DIRECTIONS FOR THIS TASK: Reproduce every line of the listing below word for word, leaving out the pictures.

GIVEN DATA:
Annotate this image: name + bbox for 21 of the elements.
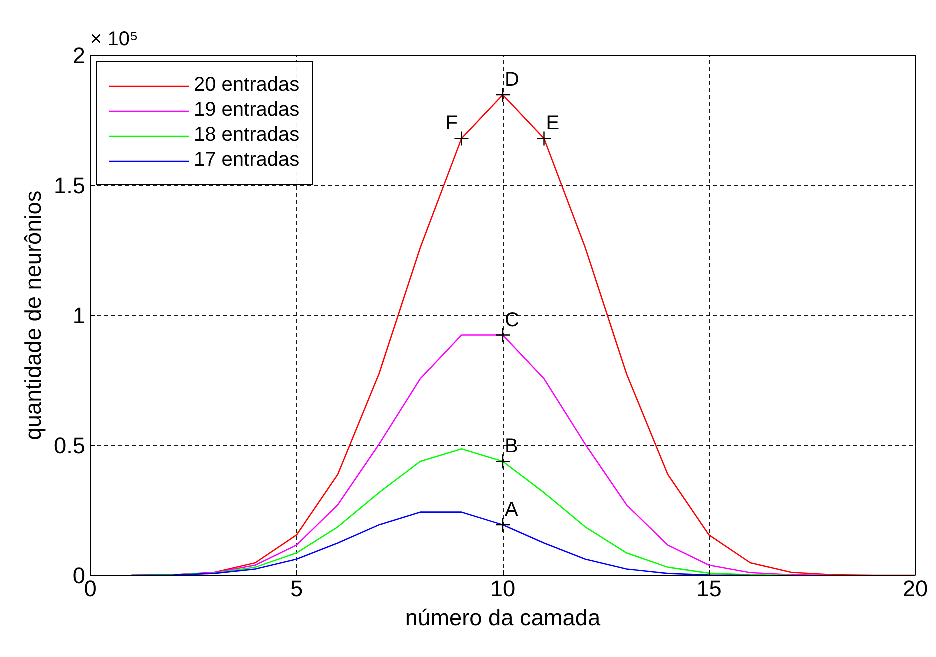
x-tick-label: 20 [902,576,928,602]
y-tick-label: 1.5 [54,172,86,198]
text: × 10⁵ [90,28,138,50]
y-tick-label: 0.5 [54,432,86,458]
legend-label: 19 entradas [194,99,300,122]
annotation: A [505,499,519,522]
legend-label: 17 entradas [194,149,300,172]
y-tick-label: 2 [72,42,86,68]
x-tick-label: 10 [490,576,516,602]
x-axis-title: número da camada [405,604,602,630]
annotation: D [505,69,520,92]
legend-label: 20 entradas [194,74,300,97]
annotation: F [446,112,458,135]
annotation: E [546,112,560,135]
y-tick-label: 1 [72,302,86,328]
legend-label: 18 entradas [194,124,300,147]
x-tick-label: 15 [696,576,722,602]
y-axis-title: quantidade de neurônios [20,190,46,440]
x-tick-label: 5 [290,576,304,602]
annotation: C [505,309,520,332]
annotation: B [505,436,518,458]
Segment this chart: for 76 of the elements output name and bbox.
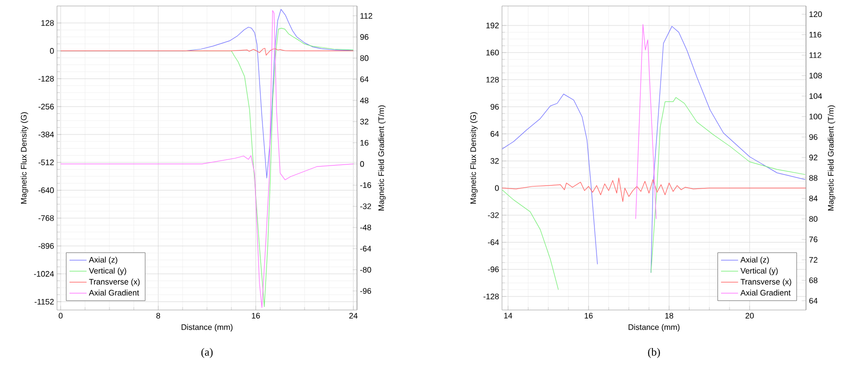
y2-tick-label: 92 xyxy=(809,154,818,160)
y-tick-label: -1024 xyxy=(34,271,54,277)
y2-tick-label: 80 xyxy=(809,216,818,222)
legend-label: Vertical (y) xyxy=(88,268,126,276)
y2-tick-label: 76 xyxy=(809,236,818,242)
x-tick-label: 24 xyxy=(349,312,358,318)
y-tick-label: -64 xyxy=(488,239,499,246)
y-tick-label: 192 xyxy=(486,22,499,28)
y2-tick-label: 0 xyxy=(360,161,364,167)
y2-tick-label: 96 xyxy=(809,134,818,140)
y-tick-label: -1152 xyxy=(34,298,54,305)
y-tick-label: 32 xyxy=(490,158,499,164)
y2-tick-label: -64 xyxy=(360,246,372,252)
y-tick-label: 96 xyxy=(490,104,499,110)
y2-tick-label: -80 xyxy=(360,266,372,273)
y-tick-label: -128 xyxy=(483,294,499,300)
legend-label: Axial (z) xyxy=(740,256,769,264)
y-tick-label: -896 xyxy=(38,243,54,249)
y2-axis-title: Magnetic Field Gradient (T/m) xyxy=(828,105,836,210)
x-tick-label: 14 xyxy=(504,312,512,318)
text: (a) xyxy=(201,348,213,358)
y-tick-label: -768 xyxy=(38,215,54,221)
y-tick-label: 0 xyxy=(50,48,54,54)
y-tick-label: 0 xyxy=(495,185,499,191)
y-tick-label: -128 xyxy=(38,76,54,82)
y2-tick-label: 84 xyxy=(809,196,818,202)
y-axis-title: Magnetic Flux Density (G) xyxy=(20,112,28,204)
y2-tick-label: -32 xyxy=(360,203,372,210)
y2-tick-label: 64 xyxy=(809,298,818,304)
legend-label: Vertical (y) xyxy=(740,268,778,276)
y2-tick-label: 88 xyxy=(809,175,818,181)
y2-tick-label: 108 xyxy=(809,72,822,78)
y-tick-label: -256 xyxy=(38,104,54,110)
y2-tick-label: 80 xyxy=(360,55,368,61)
y-tick-label: 128 xyxy=(41,20,54,26)
legend-label: Axial Gradient xyxy=(740,290,791,296)
y2-axis-title: Magnetic Field Gradient (T/m) xyxy=(378,105,386,210)
y2-tick-label: -96 xyxy=(360,288,372,294)
x-tick-label: 20 xyxy=(746,312,754,319)
line-series xyxy=(635,24,657,220)
legend-label: Transverse (x) xyxy=(740,278,792,286)
y2-tick-label: 104 xyxy=(809,93,822,99)
y-tick-label: 160 xyxy=(486,50,499,56)
x-tick-label: 16 xyxy=(252,312,260,319)
y-axis-title: Magnetic Flux Density (G) xyxy=(470,112,478,204)
x-tick-label: 8 xyxy=(156,312,160,319)
y-tick-label: 64 xyxy=(490,131,499,137)
y2-tick-label: 16 xyxy=(360,140,368,146)
y-tick-label: 128 xyxy=(486,76,499,82)
legend-label: Axial (z) xyxy=(88,256,118,264)
y2-tick-label: 116 xyxy=(809,32,822,38)
legend-label: Axial Gradient xyxy=(88,290,140,296)
x-tick-label: 18 xyxy=(665,312,674,319)
y2-tick-label: 48 xyxy=(360,98,368,104)
y2-tick-label: 120 xyxy=(809,11,822,18)
y2-tick-label: 112 xyxy=(360,13,372,19)
x-axis-title: Distance (mm) xyxy=(628,324,680,332)
text: (b) xyxy=(648,348,660,358)
y-tick-label: -384 xyxy=(38,132,54,138)
y-tick-label: -96 xyxy=(488,266,499,272)
y2-tick-label: -48 xyxy=(360,224,372,230)
y2-tick-label: 96 xyxy=(360,34,368,40)
y-tick-label: -32 xyxy=(488,212,499,218)
x-tick-label: 16 xyxy=(584,312,593,319)
y2-tick-label: 68 xyxy=(809,277,818,284)
y2-tick-label: 100 xyxy=(809,114,822,120)
y2-tick-label: -16 xyxy=(360,182,372,188)
x-tick-label: 0 xyxy=(58,312,63,319)
legend-label: Transverse (x) xyxy=(89,278,140,286)
y2-tick-label: 112 xyxy=(809,52,822,58)
x-axis-title: Distance (mm) xyxy=(182,324,232,332)
y2-tick-label: 64 xyxy=(360,76,369,82)
y2-tick-label: 32 xyxy=(360,118,368,124)
y-tick-label: -512 xyxy=(38,160,54,166)
y2-tick-label: 72 xyxy=(809,257,818,263)
y-tick-label: -640 xyxy=(38,187,54,194)
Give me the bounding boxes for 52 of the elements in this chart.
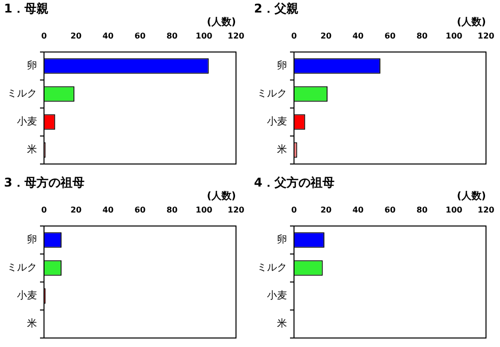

OUTPUT OF THE EXERCISE:
Annotate this image: name + bbox for 21 of the elements.
x-tick-label: 20 [902,576,928,602]
y-tick-label: 1.5 [54,172,86,198]
text: × 10⁵ [90,28,138,50]
y-tick-label: 0.5 [54,432,86,458]
legend-label: 19 entradas [194,99,300,122]
annotation: A [505,499,519,522]
legend-label: 17 entradas [194,149,300,172]
y-tick-label: 2 [72,42,86,68]
x-tick-label: 10 [490,576,516,602]
x-axis-title: número da camada [405,604,602,630]
annotation: D [505,69,520,92]
legend-label: 20 entradas [194,74,300,97]
annotation: F [446,112,458,135]
annotation: E [546,112,560,135]
y-tick-label: 1 [72,302,86,328]
legend-label: 18 entradas [194,124,300,147]
x-tick-label: 15 [696,576,722,602]
y-axis-title: quantidade de neurônios [20,190,46,440]
x-tick-label: 5 [290,576,304,602]
annotation: C [505,309,520,332]
annotation: B [505,436,518,458]
Segment this chart: for 76 of the elements output name and bbox.
y2-tick-label: 92 xyxy=(809,154,818,160)
y-tick-label: -1024 xyxy=(34,271,54,277)
y2-tick-label: 80 xyxy=(809,216,818,222)
legend-label: Vertical (y) xyxy=(88,268,126,276)
y2-tick-label: 76 xyxy=(809,236,818,242)
x-tick-label: 24 xyxy=(349,312,358,318)
y-tick-label: -64 xyxy=(488,239,499,246)
y-tick-label: 192 xyxy=(486,22,499,28)
y2-tick-label: 0 xyxy=(360,161,364,167)
y2-tick-label: 96 xyxy=(809,134,818,140)
y-tick-label: -1152 xyxy=(34,298,54,305)
y-tick-label: 32 xyxy=(490,158,499,164)
y2-tick-label: -64 xyxy=(360,246,372,252)
y-tick-label: 96 xyxy=(490,104,499,110)
y2-tick-label: -80 xyxy=(360,266,372,273)
y-tick-label: -128 xyxy=(483,294,499,300)
legend-label: Axial (z) xyxy=(740,256,769,264)
y-tick-label: -896 xyxy=(38,243,54,249)
y2-axis-title: Magnetic Field Gradient (T/m) xyxy=(828,105,836,210)
x-tick-label: 14 xyxy=(504,312,512,318)
text: (a) xyxy=(201,348,213,358)
y-tick-label: -768 xyxy=(38,215,54,221)
y-tick-label: 0 xyxy=(50,48,54,54)
y-tick-label: 0 xyxy=(495,185,499,191)
y-tick-label: -128 xyxy=(38,76,54,82)
y2-tick-label: 84 xyxy=(809,196,818,202)
y-axis-title: Magnetic Flux Density (G) xyxy=(20,112,28,204)
y2-tick-label: -32 xyxy=(360,203,372,210)
y2-tick-label: 64 xyxy=(809,298,818,304)
legend-label: Vertical (y) xyxy=(740,268,778,276)
y2-tick-label: 88 xyxy=(809,175,818,181)
y2-tick-label: 108 xyxy=(809,72,822,78)
y-tick-label: -256 xyxy=(38,104,54,110)
y2-tick-label: 80 xyxy=(360,55,368,61)
y-tick-label: 128 xyxy=(41,20,54,26)
legend-label: Axial Gradient xyxy=(740,290,791,296)
y2-axis-title: Magnetic Field Gradient (T/m) xyxy=(378,105,386,210)
y2-tick-label: -96 xyxy=(360,288,372,294)
x-tick-label: 20 xyxy=(746,312,754,319)
line-series xyxy=(635,24,657,220)
legend-label: Transverse (x) xyxy=(740,278,792,286)
y2-tick-label: 104 xyxy=(809,93,822,99)
y-tick-label: 160 xyxy=(486,50,499,56)
x-tick-label: 16 xyxy=(252,312,260,319)
y-axis-title: Magnetic Flux Density (G) xyxy=(470,112,478,204)
x-tick-label: 8 xyxy=(156,312,160,319)
y-tick-label: 64 xyxy=(490,131,499,137)
y2-tick-label: 16 xyxy=(360,140,368,146)
y-tick-label: 128 xyxy=(486,76,499,82)
legend-label: Axial (z) xyxy=(88,256,118,264)
y2-tick-label: 116 xyxy=(809,32,822,38)
legend-label: Axial Gradient xyxy=(88,290,140,296)
x-tick-label: 18 xyxy=(665,312,674,319)
y2-tick-label: 48 xyxy=(360,98,368,104)
y2-tick-label: 120 xyxy=(809,11,822,18)
y2-tick-label: 112 xyxy=(360,13,372,19)
x-axis-title: Distance (mm) xyxy=(628,324,680,332)
text: (b) xyxy=(648,348,660,358)
y-tick-label: -384 xyxy=(38,132,54,138)
y-tick-label: -96 xyxy=(488,266,499,272)
y2-tick-label: -48 xyxy=(360,224,372,230)
y2-tick-label: 96 xyxy=(360,34,368,40)
y-tick-label: -32 xyxy=(488,212,499,218)
x-tick-label: 16 xyxy=(584,312,593,319)
y2-tick-label: 68 xyxy=(809,277,818,284)
y2-tick-label: 100 xyxy=(809,114,822,120)
y2-tick-label: -16 xyxy=(360,182,372,188)
x-tick-label: 0 xyxy=(58,312,63,319)
legend-label: Transverse (x) xyxy=(89,278,140,286)
y2-tick-label: 112 xyxy=(809,52,822,58)
x-axis-title: Distance (mm) xyxy=(182,324,232,332)
y2-tick-label: 64 xyxy=(360,76,369,82)
y2-tick-label: 32 xyxy=(360,118,368,124)
y-tick-label: -512 xyxy=(38,160,54,166)
y2-tick-label: 72 xyxy=(809,257,818,263)
y-tick-label: -640 xyxy=(38,187,54,194)
Give me the bounding boxes for 52 of the elements in this chart.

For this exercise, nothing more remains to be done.